— Records supplied —
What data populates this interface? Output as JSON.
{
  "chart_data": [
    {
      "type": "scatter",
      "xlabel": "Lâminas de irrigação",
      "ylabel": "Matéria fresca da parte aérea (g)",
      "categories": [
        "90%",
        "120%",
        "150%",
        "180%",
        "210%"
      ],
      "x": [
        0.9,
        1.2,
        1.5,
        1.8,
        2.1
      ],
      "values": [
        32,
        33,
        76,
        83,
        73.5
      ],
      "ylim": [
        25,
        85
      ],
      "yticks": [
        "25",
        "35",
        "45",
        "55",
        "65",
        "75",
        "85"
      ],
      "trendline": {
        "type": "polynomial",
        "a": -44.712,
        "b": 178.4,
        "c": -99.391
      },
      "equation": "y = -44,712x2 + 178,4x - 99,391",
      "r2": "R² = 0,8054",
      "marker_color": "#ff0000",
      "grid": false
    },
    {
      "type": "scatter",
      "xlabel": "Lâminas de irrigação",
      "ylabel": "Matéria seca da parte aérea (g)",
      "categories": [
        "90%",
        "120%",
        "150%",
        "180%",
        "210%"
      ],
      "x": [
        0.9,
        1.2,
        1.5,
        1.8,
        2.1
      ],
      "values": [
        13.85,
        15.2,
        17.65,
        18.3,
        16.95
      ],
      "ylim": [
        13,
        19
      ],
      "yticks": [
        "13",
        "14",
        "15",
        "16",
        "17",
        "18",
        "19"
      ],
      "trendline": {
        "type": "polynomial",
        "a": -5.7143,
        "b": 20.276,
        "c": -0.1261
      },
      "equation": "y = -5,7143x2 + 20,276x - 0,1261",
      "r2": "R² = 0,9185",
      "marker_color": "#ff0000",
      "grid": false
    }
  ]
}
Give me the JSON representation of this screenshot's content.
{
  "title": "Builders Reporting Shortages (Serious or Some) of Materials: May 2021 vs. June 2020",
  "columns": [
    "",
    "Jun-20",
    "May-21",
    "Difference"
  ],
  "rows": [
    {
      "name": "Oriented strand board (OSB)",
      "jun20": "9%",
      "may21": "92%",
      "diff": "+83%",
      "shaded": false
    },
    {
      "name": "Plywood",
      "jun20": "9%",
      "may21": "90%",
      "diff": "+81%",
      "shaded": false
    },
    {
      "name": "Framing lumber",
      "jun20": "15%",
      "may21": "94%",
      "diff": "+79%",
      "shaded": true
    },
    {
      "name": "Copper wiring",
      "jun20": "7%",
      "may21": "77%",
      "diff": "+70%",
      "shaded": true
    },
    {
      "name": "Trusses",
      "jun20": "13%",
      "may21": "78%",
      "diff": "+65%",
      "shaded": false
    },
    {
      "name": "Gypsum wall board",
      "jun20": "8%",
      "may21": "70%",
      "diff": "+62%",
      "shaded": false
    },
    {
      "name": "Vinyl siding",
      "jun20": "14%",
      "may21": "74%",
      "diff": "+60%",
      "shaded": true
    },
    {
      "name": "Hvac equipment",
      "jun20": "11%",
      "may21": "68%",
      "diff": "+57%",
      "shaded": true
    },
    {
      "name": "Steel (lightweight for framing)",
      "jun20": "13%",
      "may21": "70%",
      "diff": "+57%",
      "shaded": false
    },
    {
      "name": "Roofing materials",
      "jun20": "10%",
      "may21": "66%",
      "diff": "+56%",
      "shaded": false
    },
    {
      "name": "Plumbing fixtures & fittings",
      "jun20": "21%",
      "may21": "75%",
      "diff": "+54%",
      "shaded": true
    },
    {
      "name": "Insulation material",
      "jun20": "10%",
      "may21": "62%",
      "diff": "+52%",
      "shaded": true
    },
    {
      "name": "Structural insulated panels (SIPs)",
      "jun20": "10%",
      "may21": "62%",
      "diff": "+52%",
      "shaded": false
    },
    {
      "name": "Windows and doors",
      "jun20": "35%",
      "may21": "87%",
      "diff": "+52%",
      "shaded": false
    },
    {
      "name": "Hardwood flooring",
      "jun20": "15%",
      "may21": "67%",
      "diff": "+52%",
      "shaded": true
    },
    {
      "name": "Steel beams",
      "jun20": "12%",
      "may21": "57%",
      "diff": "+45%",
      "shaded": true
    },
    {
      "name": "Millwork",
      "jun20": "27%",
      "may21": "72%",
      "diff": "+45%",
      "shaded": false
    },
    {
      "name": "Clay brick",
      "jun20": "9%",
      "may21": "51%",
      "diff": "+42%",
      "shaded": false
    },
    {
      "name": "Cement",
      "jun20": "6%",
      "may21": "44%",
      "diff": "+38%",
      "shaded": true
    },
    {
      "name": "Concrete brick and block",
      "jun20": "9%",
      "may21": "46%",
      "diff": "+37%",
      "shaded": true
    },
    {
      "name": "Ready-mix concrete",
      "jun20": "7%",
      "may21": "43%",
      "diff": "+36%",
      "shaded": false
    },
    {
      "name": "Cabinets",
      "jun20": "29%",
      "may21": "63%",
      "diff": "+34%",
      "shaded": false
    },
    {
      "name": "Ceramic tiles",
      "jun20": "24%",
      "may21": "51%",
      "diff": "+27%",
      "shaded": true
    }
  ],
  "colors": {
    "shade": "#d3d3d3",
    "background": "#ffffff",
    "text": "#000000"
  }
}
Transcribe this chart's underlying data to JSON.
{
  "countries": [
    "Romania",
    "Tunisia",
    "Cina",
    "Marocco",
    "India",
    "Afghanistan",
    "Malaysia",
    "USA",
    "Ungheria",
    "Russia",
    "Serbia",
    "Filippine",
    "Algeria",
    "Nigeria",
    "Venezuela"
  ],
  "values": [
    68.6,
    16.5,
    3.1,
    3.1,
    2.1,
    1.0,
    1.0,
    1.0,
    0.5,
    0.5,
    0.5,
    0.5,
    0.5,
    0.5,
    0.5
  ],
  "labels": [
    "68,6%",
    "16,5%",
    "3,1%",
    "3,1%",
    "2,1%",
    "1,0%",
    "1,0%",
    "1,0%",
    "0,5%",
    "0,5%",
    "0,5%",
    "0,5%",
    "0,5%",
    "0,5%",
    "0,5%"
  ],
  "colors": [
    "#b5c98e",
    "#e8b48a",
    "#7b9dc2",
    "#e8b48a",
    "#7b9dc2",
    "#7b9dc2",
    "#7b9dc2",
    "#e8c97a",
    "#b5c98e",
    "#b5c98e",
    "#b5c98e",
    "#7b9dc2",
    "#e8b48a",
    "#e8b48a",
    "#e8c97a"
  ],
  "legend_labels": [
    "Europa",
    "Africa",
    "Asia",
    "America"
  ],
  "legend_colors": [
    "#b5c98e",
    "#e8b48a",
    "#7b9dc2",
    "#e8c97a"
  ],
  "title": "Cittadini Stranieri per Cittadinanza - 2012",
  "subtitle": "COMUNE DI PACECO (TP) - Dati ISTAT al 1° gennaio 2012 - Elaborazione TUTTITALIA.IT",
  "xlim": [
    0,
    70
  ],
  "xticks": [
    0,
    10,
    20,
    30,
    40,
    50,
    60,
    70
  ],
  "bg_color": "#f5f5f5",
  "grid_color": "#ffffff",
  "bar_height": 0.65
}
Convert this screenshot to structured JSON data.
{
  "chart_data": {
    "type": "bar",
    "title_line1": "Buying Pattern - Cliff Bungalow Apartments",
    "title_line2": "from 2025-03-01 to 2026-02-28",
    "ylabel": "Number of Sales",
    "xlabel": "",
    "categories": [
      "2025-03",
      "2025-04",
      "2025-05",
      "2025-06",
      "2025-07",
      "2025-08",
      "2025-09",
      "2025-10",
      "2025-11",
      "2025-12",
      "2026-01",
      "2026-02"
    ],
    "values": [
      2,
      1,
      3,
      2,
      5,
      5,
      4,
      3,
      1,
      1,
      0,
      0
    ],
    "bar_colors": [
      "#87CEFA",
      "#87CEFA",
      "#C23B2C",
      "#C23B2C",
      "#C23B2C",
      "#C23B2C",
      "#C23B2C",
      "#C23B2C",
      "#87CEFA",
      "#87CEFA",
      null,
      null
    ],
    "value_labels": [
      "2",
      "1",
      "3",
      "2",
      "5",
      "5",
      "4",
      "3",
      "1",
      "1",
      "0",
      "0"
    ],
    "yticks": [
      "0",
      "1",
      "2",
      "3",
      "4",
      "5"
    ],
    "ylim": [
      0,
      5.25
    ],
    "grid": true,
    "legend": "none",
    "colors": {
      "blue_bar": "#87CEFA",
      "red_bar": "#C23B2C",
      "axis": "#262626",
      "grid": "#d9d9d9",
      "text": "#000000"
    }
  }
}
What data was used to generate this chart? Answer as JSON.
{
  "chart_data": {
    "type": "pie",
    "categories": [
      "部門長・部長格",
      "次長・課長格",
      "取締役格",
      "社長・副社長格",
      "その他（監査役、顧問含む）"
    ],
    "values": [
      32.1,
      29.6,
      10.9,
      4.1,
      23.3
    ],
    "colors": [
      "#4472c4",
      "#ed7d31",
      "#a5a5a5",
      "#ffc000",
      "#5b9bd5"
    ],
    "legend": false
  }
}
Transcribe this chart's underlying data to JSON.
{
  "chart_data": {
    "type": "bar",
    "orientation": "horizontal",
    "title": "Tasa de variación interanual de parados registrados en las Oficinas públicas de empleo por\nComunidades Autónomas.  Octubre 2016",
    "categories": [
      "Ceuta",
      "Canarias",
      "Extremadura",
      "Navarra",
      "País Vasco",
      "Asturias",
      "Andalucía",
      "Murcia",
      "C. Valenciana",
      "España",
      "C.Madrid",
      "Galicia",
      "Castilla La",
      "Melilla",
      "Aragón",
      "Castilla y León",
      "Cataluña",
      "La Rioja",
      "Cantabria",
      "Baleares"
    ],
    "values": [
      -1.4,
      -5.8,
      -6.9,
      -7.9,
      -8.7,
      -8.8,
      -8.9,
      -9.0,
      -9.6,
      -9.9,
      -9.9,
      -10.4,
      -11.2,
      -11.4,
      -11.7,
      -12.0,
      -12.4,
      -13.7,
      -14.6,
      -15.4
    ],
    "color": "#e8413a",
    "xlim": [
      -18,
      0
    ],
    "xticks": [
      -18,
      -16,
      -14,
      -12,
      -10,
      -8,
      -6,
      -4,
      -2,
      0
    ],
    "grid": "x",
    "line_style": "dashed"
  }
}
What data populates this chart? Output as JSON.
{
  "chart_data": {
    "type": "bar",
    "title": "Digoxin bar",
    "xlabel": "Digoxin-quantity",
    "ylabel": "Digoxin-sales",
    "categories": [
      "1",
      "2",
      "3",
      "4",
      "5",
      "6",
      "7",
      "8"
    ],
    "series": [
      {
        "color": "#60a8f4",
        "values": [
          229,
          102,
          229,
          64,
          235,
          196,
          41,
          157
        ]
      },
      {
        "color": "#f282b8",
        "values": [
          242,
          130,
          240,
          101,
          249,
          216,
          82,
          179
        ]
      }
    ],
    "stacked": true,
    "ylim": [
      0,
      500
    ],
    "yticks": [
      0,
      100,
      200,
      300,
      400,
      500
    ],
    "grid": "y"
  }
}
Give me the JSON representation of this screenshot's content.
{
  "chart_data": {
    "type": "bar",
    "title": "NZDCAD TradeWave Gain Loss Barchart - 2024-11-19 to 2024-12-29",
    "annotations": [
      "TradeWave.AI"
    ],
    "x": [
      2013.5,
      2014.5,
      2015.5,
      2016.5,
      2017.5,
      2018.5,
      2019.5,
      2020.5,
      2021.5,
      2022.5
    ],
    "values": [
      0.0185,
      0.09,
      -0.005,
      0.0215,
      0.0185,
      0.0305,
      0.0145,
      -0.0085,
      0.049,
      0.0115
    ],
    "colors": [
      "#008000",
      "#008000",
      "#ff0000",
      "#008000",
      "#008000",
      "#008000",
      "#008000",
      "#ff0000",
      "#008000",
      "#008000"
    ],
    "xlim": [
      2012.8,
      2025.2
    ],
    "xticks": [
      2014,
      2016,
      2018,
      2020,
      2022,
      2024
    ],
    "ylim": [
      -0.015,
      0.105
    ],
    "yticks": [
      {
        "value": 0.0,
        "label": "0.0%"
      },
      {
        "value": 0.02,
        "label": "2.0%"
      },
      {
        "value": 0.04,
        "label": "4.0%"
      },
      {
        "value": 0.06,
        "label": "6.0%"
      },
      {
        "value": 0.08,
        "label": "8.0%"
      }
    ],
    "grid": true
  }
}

— Stated problem —
Pick out every line above that holds the word "equation" and copy it.

— Worked solution —
      "equation": "y = -44,712x2 + 178,4x - 99,391",
      "equation": "y = -5,7143x2 + 20,276x - 0,1261",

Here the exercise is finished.